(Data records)
·····
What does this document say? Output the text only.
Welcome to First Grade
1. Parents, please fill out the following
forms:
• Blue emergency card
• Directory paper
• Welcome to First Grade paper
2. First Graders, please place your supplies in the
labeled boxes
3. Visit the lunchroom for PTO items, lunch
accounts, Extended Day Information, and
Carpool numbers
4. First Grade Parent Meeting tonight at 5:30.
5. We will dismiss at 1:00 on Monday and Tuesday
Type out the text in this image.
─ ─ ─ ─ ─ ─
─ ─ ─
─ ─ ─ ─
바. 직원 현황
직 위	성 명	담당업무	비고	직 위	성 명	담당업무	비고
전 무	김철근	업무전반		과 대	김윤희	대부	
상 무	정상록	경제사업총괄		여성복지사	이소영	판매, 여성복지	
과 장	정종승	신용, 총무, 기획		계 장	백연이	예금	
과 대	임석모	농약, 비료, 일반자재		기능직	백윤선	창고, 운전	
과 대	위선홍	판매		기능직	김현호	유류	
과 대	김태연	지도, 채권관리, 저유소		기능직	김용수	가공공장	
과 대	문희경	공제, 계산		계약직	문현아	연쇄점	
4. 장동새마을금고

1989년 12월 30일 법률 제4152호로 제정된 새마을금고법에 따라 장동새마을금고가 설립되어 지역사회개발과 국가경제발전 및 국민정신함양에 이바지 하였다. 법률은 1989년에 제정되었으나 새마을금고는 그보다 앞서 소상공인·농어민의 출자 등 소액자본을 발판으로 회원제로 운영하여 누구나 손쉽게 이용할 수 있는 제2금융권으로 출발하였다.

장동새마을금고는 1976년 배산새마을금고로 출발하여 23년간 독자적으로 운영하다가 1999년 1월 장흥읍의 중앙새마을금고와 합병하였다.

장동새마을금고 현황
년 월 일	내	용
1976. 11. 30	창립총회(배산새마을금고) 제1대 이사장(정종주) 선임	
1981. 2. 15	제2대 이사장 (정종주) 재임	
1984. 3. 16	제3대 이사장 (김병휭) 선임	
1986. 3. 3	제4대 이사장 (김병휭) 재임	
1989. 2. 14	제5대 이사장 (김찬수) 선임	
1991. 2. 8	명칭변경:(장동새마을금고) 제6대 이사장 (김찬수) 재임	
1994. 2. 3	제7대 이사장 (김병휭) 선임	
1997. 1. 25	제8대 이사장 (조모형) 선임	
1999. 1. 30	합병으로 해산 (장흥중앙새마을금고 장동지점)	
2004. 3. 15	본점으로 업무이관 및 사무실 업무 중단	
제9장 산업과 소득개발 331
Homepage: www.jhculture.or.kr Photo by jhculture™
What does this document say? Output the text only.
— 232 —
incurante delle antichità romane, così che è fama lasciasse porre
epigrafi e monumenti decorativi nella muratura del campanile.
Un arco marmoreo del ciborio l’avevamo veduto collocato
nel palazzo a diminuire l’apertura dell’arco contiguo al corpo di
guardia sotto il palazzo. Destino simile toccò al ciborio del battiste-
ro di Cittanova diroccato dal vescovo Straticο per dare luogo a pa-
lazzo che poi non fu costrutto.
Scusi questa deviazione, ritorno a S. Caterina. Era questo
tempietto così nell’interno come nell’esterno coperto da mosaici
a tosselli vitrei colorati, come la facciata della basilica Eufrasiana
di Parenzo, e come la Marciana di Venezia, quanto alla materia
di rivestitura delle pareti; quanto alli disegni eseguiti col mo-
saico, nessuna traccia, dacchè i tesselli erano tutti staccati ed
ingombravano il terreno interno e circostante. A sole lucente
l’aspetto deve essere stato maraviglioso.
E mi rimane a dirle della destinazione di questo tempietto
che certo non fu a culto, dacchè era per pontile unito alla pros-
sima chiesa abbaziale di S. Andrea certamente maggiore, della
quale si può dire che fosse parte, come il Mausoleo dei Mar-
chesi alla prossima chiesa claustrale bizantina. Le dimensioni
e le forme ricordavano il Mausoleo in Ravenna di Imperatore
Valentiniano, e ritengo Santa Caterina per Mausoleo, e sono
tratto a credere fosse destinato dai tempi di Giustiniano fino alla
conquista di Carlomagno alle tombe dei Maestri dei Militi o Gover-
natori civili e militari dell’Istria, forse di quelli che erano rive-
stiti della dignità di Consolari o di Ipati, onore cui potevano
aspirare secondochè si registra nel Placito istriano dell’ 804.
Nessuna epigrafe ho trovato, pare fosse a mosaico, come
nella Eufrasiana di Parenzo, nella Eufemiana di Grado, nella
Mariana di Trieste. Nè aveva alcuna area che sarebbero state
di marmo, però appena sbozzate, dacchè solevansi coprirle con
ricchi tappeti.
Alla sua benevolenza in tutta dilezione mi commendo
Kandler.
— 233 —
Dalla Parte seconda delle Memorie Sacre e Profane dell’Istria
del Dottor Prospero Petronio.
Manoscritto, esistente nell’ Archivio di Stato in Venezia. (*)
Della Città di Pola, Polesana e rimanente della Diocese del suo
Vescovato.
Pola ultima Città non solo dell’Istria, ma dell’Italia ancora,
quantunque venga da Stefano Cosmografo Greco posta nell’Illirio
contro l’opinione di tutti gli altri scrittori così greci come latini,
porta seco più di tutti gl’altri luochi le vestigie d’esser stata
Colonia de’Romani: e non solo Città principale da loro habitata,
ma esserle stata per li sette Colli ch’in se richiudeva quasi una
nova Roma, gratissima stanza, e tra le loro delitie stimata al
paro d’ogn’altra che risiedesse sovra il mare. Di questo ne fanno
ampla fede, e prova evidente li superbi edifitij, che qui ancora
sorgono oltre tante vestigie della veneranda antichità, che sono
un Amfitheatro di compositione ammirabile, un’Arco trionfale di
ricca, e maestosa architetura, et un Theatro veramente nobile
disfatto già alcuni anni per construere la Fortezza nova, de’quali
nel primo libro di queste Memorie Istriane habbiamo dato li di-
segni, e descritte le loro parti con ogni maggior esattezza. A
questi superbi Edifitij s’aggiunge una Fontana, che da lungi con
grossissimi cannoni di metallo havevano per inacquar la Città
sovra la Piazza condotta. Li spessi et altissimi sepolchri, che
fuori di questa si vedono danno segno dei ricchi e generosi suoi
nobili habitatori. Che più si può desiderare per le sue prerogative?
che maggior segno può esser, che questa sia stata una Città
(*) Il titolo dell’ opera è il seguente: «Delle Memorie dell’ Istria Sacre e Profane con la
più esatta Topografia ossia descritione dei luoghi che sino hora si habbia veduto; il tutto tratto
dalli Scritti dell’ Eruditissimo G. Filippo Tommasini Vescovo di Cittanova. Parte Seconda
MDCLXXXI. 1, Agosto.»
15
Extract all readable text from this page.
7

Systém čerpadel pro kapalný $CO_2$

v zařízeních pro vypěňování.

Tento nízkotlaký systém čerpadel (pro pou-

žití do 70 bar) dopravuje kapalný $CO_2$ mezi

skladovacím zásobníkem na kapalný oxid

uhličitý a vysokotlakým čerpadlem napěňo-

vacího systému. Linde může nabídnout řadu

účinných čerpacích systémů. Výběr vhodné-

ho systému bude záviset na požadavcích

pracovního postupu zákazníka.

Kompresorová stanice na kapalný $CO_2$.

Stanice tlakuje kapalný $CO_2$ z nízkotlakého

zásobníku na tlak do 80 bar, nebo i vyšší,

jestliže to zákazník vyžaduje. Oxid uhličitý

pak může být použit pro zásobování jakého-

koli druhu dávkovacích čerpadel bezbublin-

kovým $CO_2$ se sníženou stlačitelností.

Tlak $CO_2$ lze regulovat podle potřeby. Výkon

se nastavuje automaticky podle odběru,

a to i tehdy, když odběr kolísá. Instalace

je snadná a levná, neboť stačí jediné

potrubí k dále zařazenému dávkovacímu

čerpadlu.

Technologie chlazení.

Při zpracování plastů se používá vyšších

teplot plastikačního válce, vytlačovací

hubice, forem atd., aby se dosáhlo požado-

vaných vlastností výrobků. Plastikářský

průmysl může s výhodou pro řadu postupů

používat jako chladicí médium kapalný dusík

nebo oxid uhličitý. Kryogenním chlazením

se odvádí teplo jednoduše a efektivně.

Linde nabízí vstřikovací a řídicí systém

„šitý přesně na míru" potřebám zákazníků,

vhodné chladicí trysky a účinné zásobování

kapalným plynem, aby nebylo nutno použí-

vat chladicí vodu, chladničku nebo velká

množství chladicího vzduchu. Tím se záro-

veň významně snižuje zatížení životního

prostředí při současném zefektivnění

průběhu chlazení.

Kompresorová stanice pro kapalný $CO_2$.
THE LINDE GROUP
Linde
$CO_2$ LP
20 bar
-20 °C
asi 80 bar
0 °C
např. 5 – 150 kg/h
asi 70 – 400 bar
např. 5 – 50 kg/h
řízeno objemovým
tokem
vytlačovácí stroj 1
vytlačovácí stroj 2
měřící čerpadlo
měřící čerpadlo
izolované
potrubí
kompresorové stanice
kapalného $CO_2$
·····
**Stated exercise:** Gather, from the listing above, every line carrying the word "tratto".

**Worked answer:**
tratto a credere fosse destinato dai tempi di Giustiniano fino alla
più esatta Topografia ossia descritione dei luoghi che sino hora si habbia veduto; il tutto tratto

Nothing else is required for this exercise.